YOUR OBJECTIVE: Keep the pictures out and restate every record exactly.

DATA ROWS:
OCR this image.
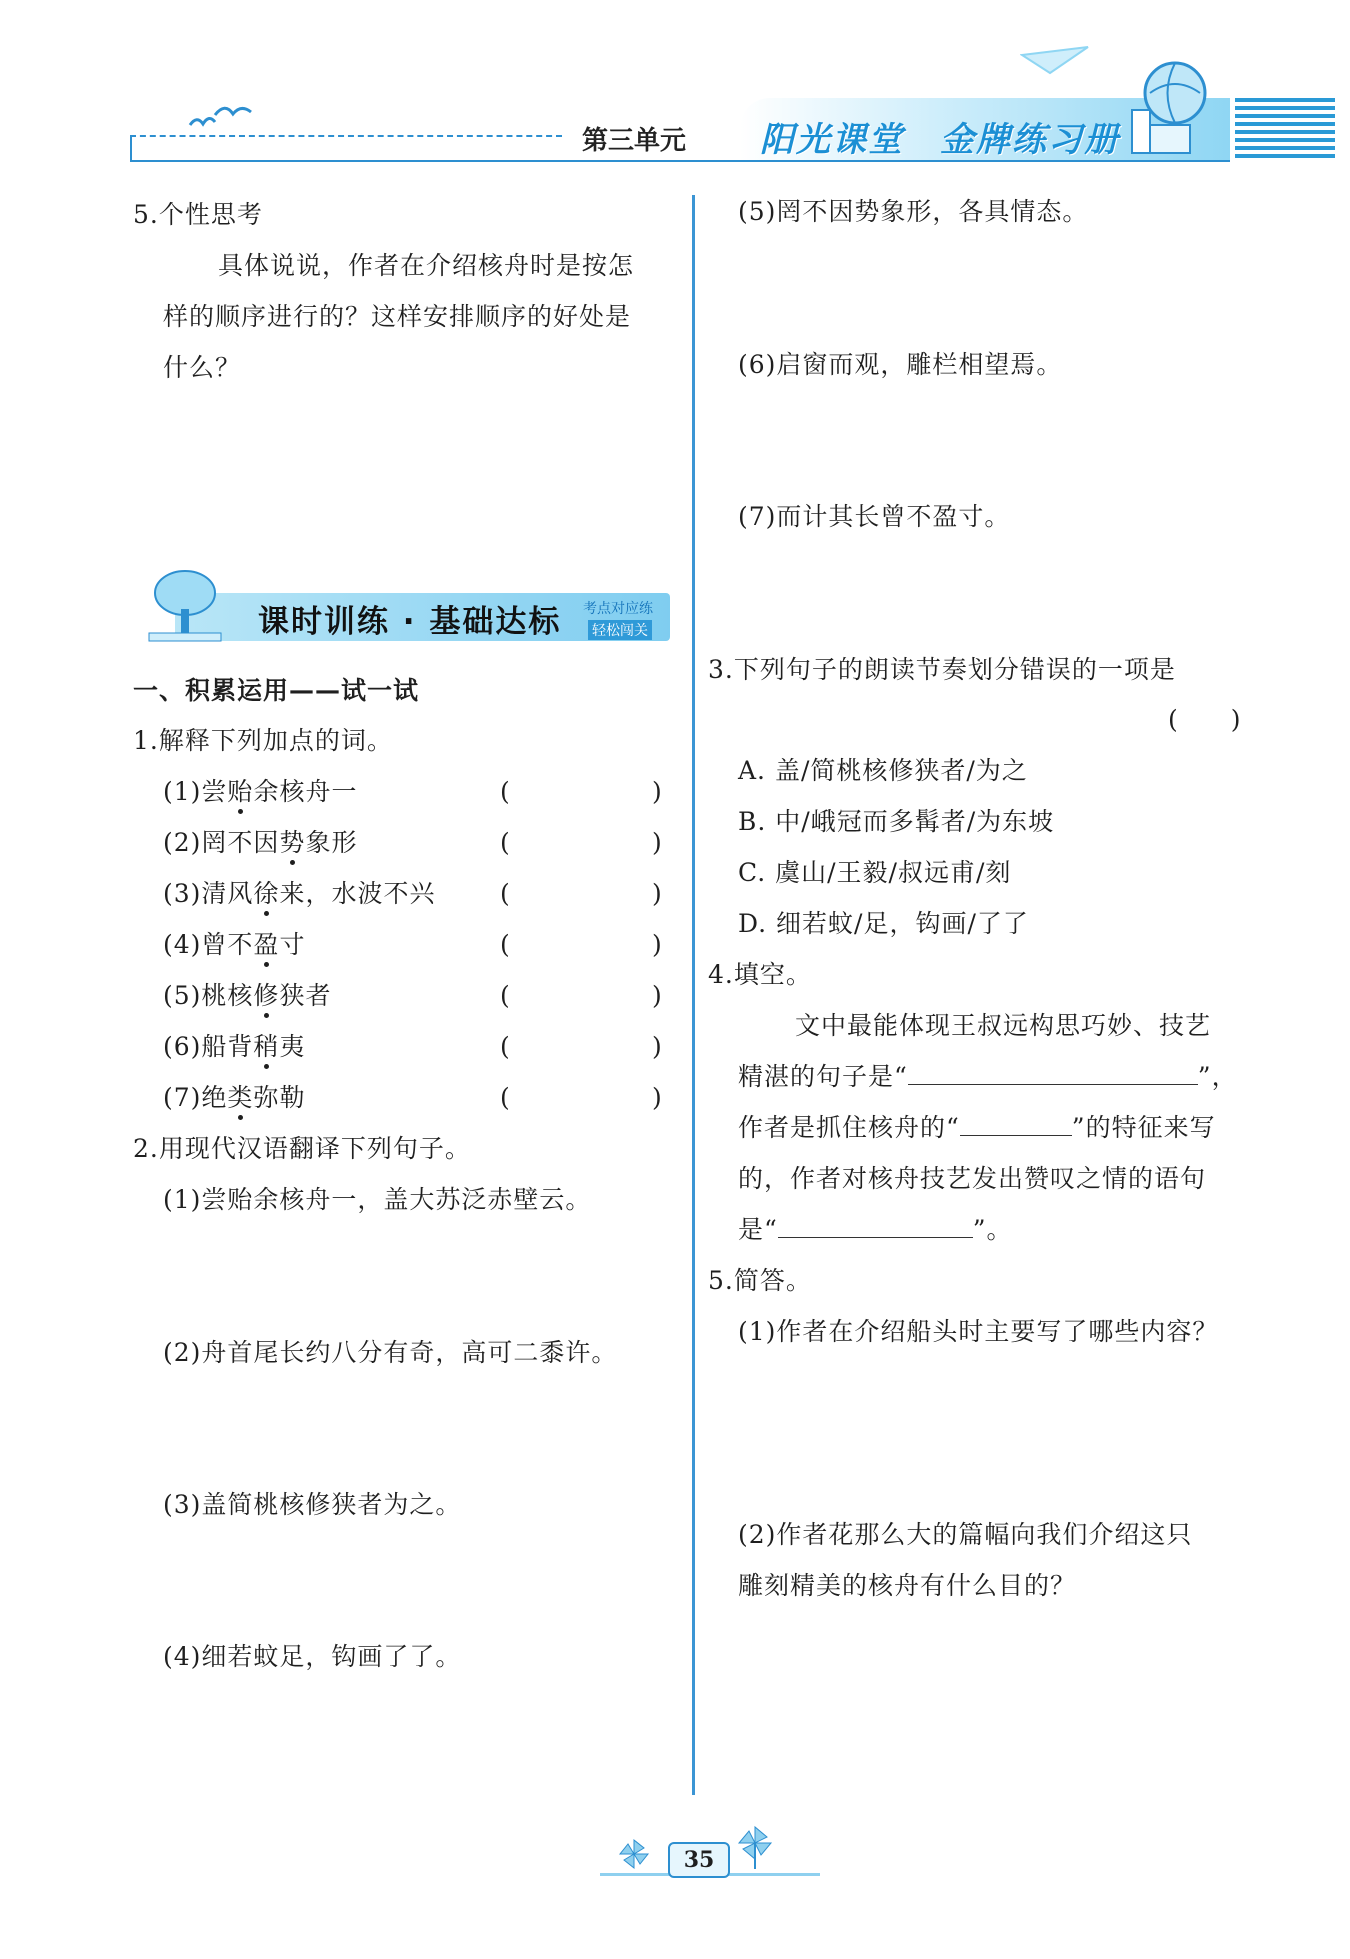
第三单元 阳光课堂　金牌练习册
5.个性思考
具体说说，作者在介绍核舟时是按怎
样的顺序进行的？这样安排顺序的好处是
什么？
课时训练 · 基础达标 考点对应练
轻松闯关
一、积累运用——试一试
1.解释下列加点的词。
(1)尝贻余核舟一	(	)
(2)罔不因势象形	(	)
(3)清风徐来，水波不兴	(	)
(4)曾不盈寸	(	)
(5)桃核修狭者	(	)
(6)船背稍夷	(	)
(7)绝类弥勒	(	)
2.用现代汉语翻译下列句子。
(1)尝贻余核舟一，盖大苏泛赤壁云。
(2)舟首尾长约八分有奇，高可二黍许。
(3)盖简桃核修狭者为之。
(4)细若蚊足，钩画了了。
(5)罔不因势象形，各具情态。
(6)启窗而观，雕栏相望焉。
(7)而计其长曾不盈寸。
3.下列句子的朗读节奏划分错误的一项是
(　　)
A. 盖/简桃核修狭者/为之
B. 中/峨冠而多髯者/为东坡
C. 虞山/王毅/叔远甫/刻
D. 细若蚊/足，钩画/了了
4.填空。
文中最能体现王叔远构思巧妙、技艺
精湛的句子是“	”，
作者是抓住核舟的“	”的特征来写
的，作者对核舟技艺发出赞叹之情的语句
是“	”。
5.简答。
(1)作者在介绍船头时主要写了哪些内容？
(2)作者花那么大的篇幅向我们介绍这只
雕刻精美的核舟有什么目的？
35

THE REPLY:
OCR this image.
第三单元 阳光课堂　金牌练习册
5.个性思考
具体说说，作者在介绍核舟时是按怎
样的顺序进行的？这样安排顺序的好处是
什么？
课时训练 · 基础达标 考点对应练
轻松闯关
一、积累运用——试一试
1.解释下列加点的词。
(1)尝贻余核舟一	(	)
(2)罔不因势象形	(	)
(3)清风徐来，水波不兴	(	)
(4)曾不盈寸	(	)
(5)桃核修狭者	(	)
(6)船背稍夷	(	)
(7)绝类弥勒	(	)
2.用现代汉语翻译下列句子。
(1)尝贻余核舟一，盖大苏泛赤壁云。
(2)舟首尾长约八分有奇，高可二黍许。
(3)盖简桃核修狭者为之。
(4)细若蚊足，钩画了了。
(5)罔不因势象形，各具情态。
(6)启窗而观，雕栏相望焉。
(7)而计其长曾不盈寸。
3.下列句子的朗读节奏划分错误的一项是
(　　)
A. 盖/简桃核修狭者/为之
B. 中/峨冠而多髯者/为东坡
C. 虞山/王毅/叔远甫/刻
D. 细若蚊/足，钩画/了了
4.填空。
文中最能体现王叔远构思巧妙、技艺
精湛的句子是“	”，
作者是抓住核舟的“	”的特征来写
的，作者对核舟技艺发出赞叹之情的语句
是“	”。
5.简答。
(1)作者在介绍船头时主要写了哪些内容？
(2)作者花那么大的篇幅向我们介绍这只
雕刻精美的核舟有什么目的？
35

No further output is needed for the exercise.